### [Exercise aim]
Set down every one of the following items again, word for word and without any change.

### [Input data]
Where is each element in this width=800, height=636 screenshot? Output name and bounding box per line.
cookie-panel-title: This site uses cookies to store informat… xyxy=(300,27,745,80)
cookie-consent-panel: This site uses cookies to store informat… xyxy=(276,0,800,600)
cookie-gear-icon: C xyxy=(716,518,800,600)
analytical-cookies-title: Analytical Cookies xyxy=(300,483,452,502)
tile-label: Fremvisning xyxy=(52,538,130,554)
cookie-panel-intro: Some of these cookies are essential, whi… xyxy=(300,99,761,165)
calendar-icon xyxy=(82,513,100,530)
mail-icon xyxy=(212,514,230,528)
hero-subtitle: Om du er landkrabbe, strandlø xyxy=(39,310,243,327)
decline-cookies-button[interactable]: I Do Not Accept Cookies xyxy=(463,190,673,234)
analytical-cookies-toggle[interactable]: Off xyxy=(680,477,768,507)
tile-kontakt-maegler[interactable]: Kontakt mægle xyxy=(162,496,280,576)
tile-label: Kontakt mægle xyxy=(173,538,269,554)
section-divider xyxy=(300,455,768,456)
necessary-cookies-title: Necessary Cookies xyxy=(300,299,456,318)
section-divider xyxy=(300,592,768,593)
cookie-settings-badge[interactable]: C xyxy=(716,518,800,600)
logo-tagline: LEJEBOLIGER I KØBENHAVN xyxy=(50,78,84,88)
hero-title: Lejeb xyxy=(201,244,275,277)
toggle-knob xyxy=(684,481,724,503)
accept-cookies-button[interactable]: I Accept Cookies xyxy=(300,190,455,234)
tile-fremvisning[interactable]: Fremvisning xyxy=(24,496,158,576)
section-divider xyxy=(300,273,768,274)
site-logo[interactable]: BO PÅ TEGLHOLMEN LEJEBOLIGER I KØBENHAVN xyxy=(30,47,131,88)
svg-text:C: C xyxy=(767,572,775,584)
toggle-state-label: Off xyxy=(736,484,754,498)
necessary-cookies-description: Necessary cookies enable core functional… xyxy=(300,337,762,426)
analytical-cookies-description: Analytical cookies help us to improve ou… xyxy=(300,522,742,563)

### [Task response]
Where is each element in this width=800, height=636 screenshot? Output name and bounding box per line.
cookie-panel-title: This site uses cookies to store informat… xyxy=(300,27,745,80)
cookie-consent-panel: This site uses cookies to store informat… xyxy=(276,0,800,600)
cookie-gear-icon: C xyxy=(716,518,800,600)
analytical-cookies-title: Analytical Cookies xyxy=(300,483,452,502)
tile-label: Fremvisning xyxy=(52,538,130,554)
cookie-panel-intro: Some of these cookies are essential, whi… xyxy=(300,99,761,165)
calendar-icon xyxy=(82,513,100,530)
mail-icon xyxy=(212,514,230,528)
hero-subtitle: Om du er landkrabbe, strandlø xyxy=(39,310,243,327)
decline-cookies-button[interactable]: I Do Not Accept Cookies xyxy=(463,190,673,234)
analytical-cookies-toggle[interactable]: Off xyxy=(680,477,768,507)
tile-kontakt-maegler[interactable]: Kontakt mægle xyxy=(162,496,280,576)
tile-label: Kontakt mægle xyxy=(173,538,269,554)
section-divider xyxy=(300,455,768,456)
necessary-cookies-title: Necessary Cookies xyxy=(300,299,456,318)
section-divider xyxy=(300,592,768,593)
cookie-settings-badge[interactable]: C xyxy=(716,518,800,600)
logo-tagline: LEJEBOLIGER I KØBENHAVN xyxy=(50,78,84,88)
hero-title: Lejeb xyxy=(201,244,275,277)
toggle-knob xyxy=(684,481,724,503)
accept-cookies-button[interactable]: I Accept Cookies xyxy=(300,190,455,234)
tile-fremvisning[interactable]: Fremvisning xyxy=(24,496,158,576)
section-divider xyxy=(300,273,768,274)
site-logo[interactable]: BO PÅ TEGLHOLMEN LEJEBOLIGER I KØBENHAVN xyxy=(30,47,131,88)
svg-text:C: C xyxy=(767,572,775,584)
toggle-state-label: Off xyxy=(736,484,754,498)
necessary-cookies-description: Necessary cookies enable core functional… xyxy=(300,337,762,426)
analytical-cookies-description: Analytical cookies help us to improve ou… xyxy=(300,522,742,563)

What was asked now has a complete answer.